─── Stored rows

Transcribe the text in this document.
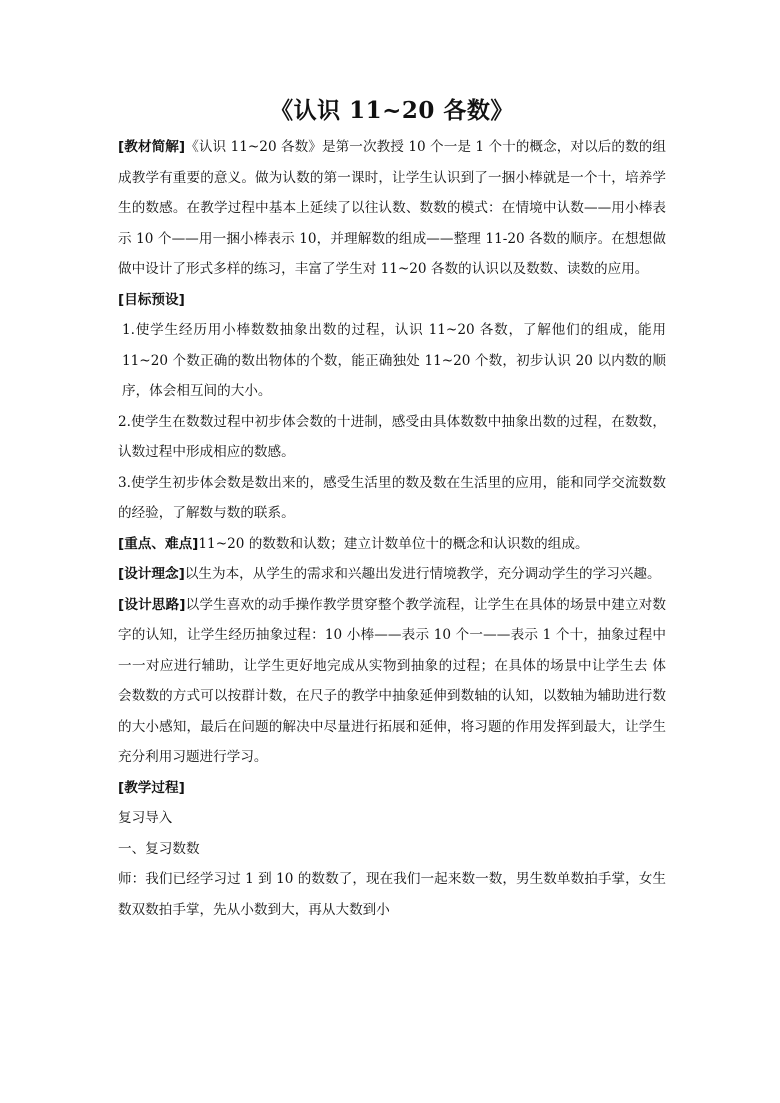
《认识 11~20 各数》

[教材简解]《认识 11~20 各数》是第一次教授 10 个一是 1 个十的概念，对以后的数的组成教学有重要的意义。做为认数的第一课时，让学生认识到了一捆小棒就是一个十，培养学生的数感。在教学过程中基本上延续了以往认数、数数的模式：在情境中认数——用小棒表示 10 个——用一捆小棒表示 10，并理解数的组成——整理 11-20 各数的顺序。在想想做做中设计了形式多样的练习，丰富了学生对 11~20 各数的认识以及数数、读数的应用。

[目标预设]

1.使学生经历用小棒数数抽象出数的过程，认识 11~20 各数，了解他们的组成，能用 11~20 个数正确的数出物体的个数，能正确独处 11~20 个数，初步认识 20 以内数的顺序，体会相互间的大小。

2.使学生在数数过程中初步体会数的十进制，感受由具体数数中抽象出数的过程，在数数，认数过程中形成相应的数感。

3.使学生初步体会数是数出来的，感受生活里的数及数在生活里的应用，能和同学交流数数的经验，了解数与数的联系。

[重点、难点]11~20 的数数和认数；建立计数单位十的概念和认识数的组成。

[设计理念]以生为本，从学生的需求和兴趣出发进行情境教学，充分调动学生的学习兴趣。

[设计思路]以学生喜欢的动手操作教学贯穿整个教学流程，让学生在具体的场景中建立对数字的认知，让学生经历抽象过程：10 小棒——表示 10 个一——表示 1 个十，抽象过程中一一对应进行辅助，让学生更好地完成从实物到抽象的过程；在具体的场景中让学生去 体会数数的方式可以按群计数，在尺子的教学中抽象延伸到数轴的认知，以数轴为辅助进行数的大小感知，最后在问题的解决中尽量进行拓展和延伸，将习题的作用发挥到最大，让学生充分利用习题进行学习。

[教学过程]

复习导入

一、复习数数

师：我们已经学习过 1 到 10 的数数了，现在我们一起来数一数，男生数单数拍手掌，女生数双数拍手掌，先从小数到大，再从大数到小
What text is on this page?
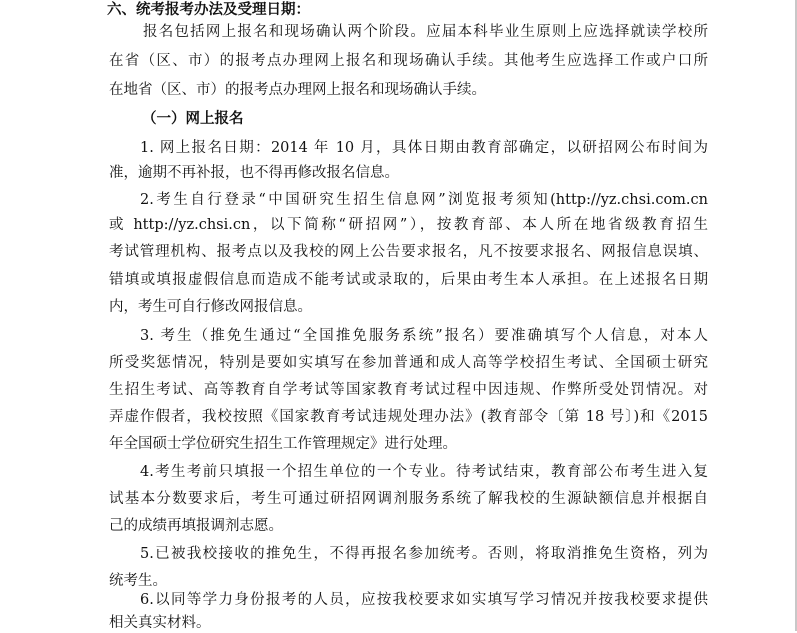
六、统考报考办法及受理日期：
报名包括网上报名和现场确认两个阶段。应届本科毕业生原则上应选择就读学校所
在省（区、市）的报考点办理网上报名和现场确认手续。其他考生应选择工作或户口所
在地省（区、市）的报考点办理网上报名和现场确认手续。
（一）网上报名
1. 网上报名日期：2014 年 10 月，具体日期由教育部确定，以研招网公布时间为
准，逾期不再补报，也不得再修改报名信息。
2.考生自行登录“中国研究生招生信息网”浏览报考须知(http://yz.chsi.com.cn
或 http://yz.chsi.cn，以下简称“研招网”），按教育部、本人所在地省级教育招生
考试管理机构、报考点以及我校的网上公告要求报名，凡不按要求报名、网报信息误填、
错填或填报虚假信息而造成不能考试或录取的，后果由考生本人承担。在上述报名日期
内，考生可自行修改网报信息。
3. 考生（推免生通过“全国推免服务系统”报名）要准确填写个人信息，对本人
所受奖惩情况，特别是要如实填写在参加普通和成人高等学校招生考试、全国硕士研究
生招生考试、高等教育自学考试等国家教育考试过程中因违规、作弊所受处罚情况。对
弄虚作假者，我校按照《国家教育考试违规处理办法》(教育部令〔第 18 号〕)和《2015
年全国硕士学位研究生招生工作管理规定》进行处理。
4.考生考前只填报一个招生单位的一个专业。待考试结束，教育部公布考生进入复
试基本分数要求后，考生可通过研招网调剂服务系统了解我校的生源缺额信息并根据自
己的成绩再填报调剂志愿。
5.已被我校接收的推免生，不得再报名参加统考。否则，将取消推免生资格，列为
统考生。
6.以同等学力身份报考的人员，应按我校要求如实填写学习情况并按我校要求提供
相关真实材料。
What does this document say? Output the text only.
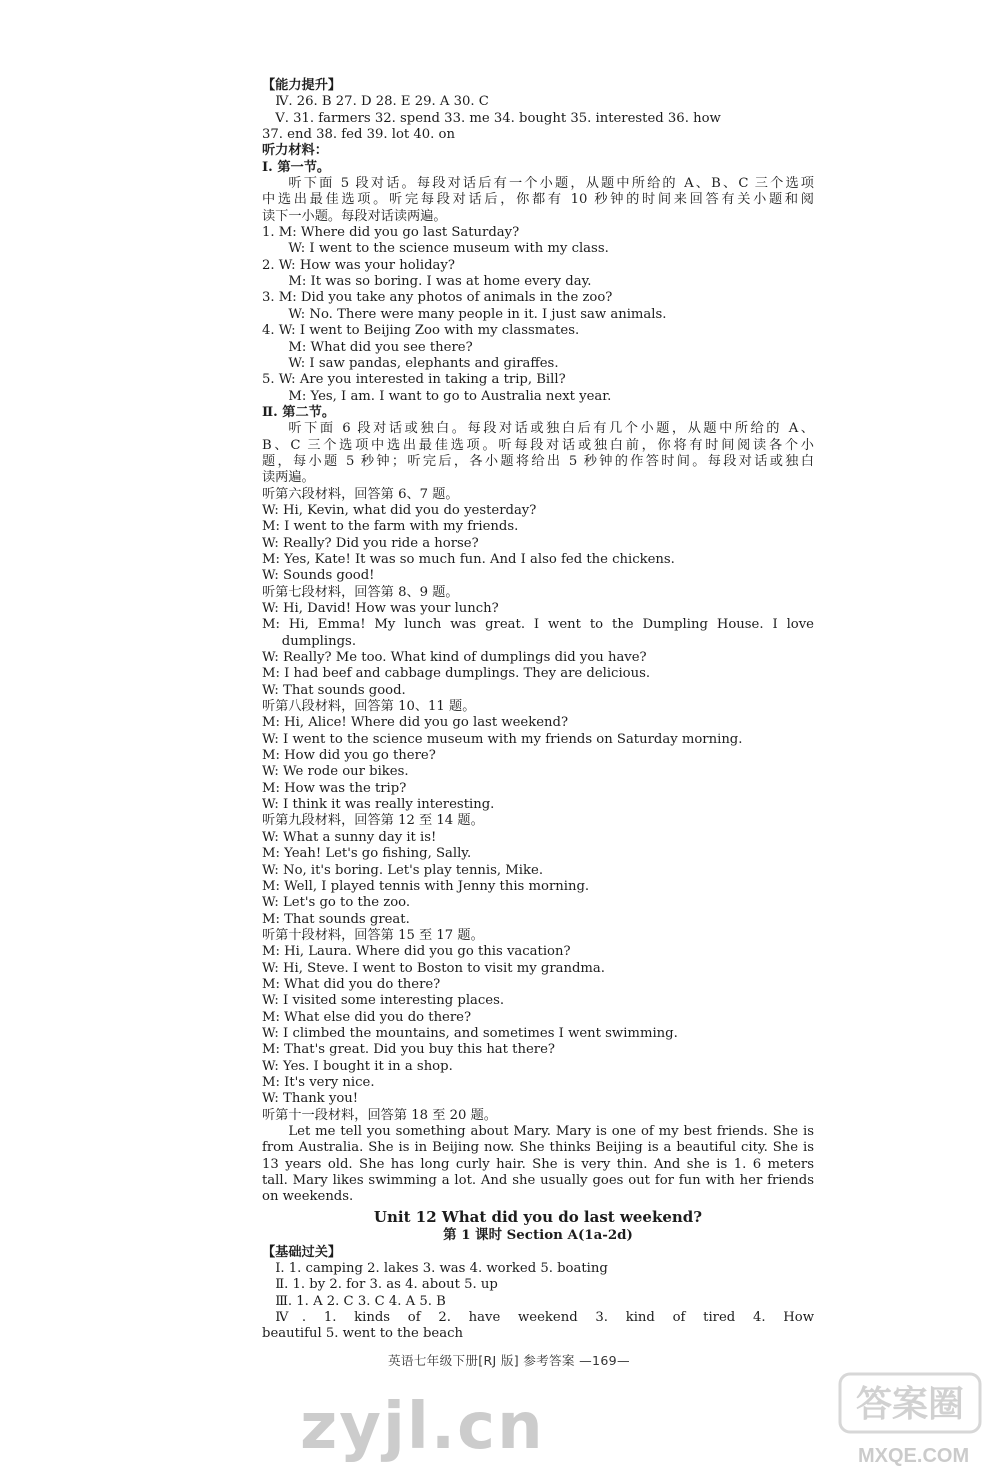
【能力提升】
Ⅳ. 26. B 27. D 28. E 29. A 30. C
Ⅴ. 31. farmers 32. spend 33. me 34. bought 35. interested 36. how
37. end 38. fed 39. lot 40. on
听力材料：
Ⅰ. 第一节。
听下面 5 段对话。每段对话后有一个小题，从题中所给的 A、B、C 三个选项
中选出最佳选项。听完每段对话后，你都有 10 秒钟的时间来回答有关小题和阅
读下一小题。每段对话读两遍。
1. M: Where did you go last Saturday?
W: I went to the science museum with my class.
2. W: How was your holiday?
M: It was so boring. I was at home every day.
3. M: Did you take any photos of animals in the zoo?
W: No. There were many people in it. I just saw animals.
4. W: I went to Beijing Zoo with my classmates.
M: What did you see there?
W: I saw pandas, elephants and giraffes.
5. W: Are you interested in taking a trip, Bill?
M: Yes, I am. I want to go to Australia next year.
Ⅱ. 第二节。
听下面 6 段对话或独白。每段对话或独白后有几个小题，从题中所给的 A、
B、C 三个选项中选出最佳选项。听每段对话或独白前，你将有时间阅读各个小
题，每小题 5 秒钟；听完后，各小题将给出 5 秒钟的作答时间。每段对话或独白
读两遍。
听第六段材料，回答第 6、7 题。
W: Hi, Kevin, what did you do yesterday?
M: I went to the farm with my friends.
W: Really? Did you ride a horse?
M: Yes, Kate! It was so much fun. And I also fed the chickens.
W: Sounds good!
听第七段材料，回答第 8、9 题。
W: Hi, David! How was your lunch?
M: Hi, Emma! My lunch was great. I went to the Dumpling House. I love
dumplings.
W: Really? Me too. What kind of dumplings did you have?
M: I had beef and cabbage dumplings. They are delicious.
W: That sounds good.
听第八段材料，回答第 10、11 题。
M: Hi, Alice! Where did you go last weekend?
W: I went to the science museum with my friends on Saturday morning.
M: How did you go there?
W: We rode our bikes.
M: How was the trip?
W: I think it was really interesting.
听第九段材料，回答第 12 至 14 题。
W: What a sunny day it is!
M: Yeah! Let's go fishing, Sally.
W: No, it's boring. Let's play tennis, Mike.
M: Well, I played tennis with Jenny this morning.
W: Let's go to the zoo.
M: That sounds great.
听第十段材料，回答第 15 至 17 题。
M: Hi, Laura. Where did you go this vacation?
W: Hi, Steve. I went to Boston to visit my grandma.
M: What did you do there?
W: I visited some interesting places.
M: What else did you do there?
W: I climbed the mountains, and sometimes I went swimming.
M: That's great. Did you buy this hat there?
W: Yes. I bought it in a shop.
M: It's very nice.
W: Thank you!
听第十一段材料，回答第 18 至 20 题。
Let me tell you something about Mary. Mary is one of my best friends. She is
from Australia. She is in Beijing now. She thinks Beijing is a beautiful city. She is
13 years old. She has long curly hair. She is very thin. And she is 1. 6 meters
tall. Mary likes swimming a lot. And she usually goes out for fun with her friends
on weekends.
Unit 12 What did you do last weekend?
第 1 课时 Section A(1a-2d)
【基础过关】
Ⅰ. 1. camping 2. lakes 3. was 4. worked 5. boating
Ⅱ. 1. by 2. for 3. as 4. about 5. up
Ⅲ. 1. A 2. C 3. C 4. A 5. B
Ⅳ. 1. kinds of 2. have weekend 3. kind of tired 4. How
beautiful 5. went to the beach
英语七年级下册[RJ 版] 参考答案 —169—
zyjl.cn	答案圈
MXQE.COM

──────

*What is expected*. Count each line with "tennis" in it and report that figure by itself.

*Answer below*. 2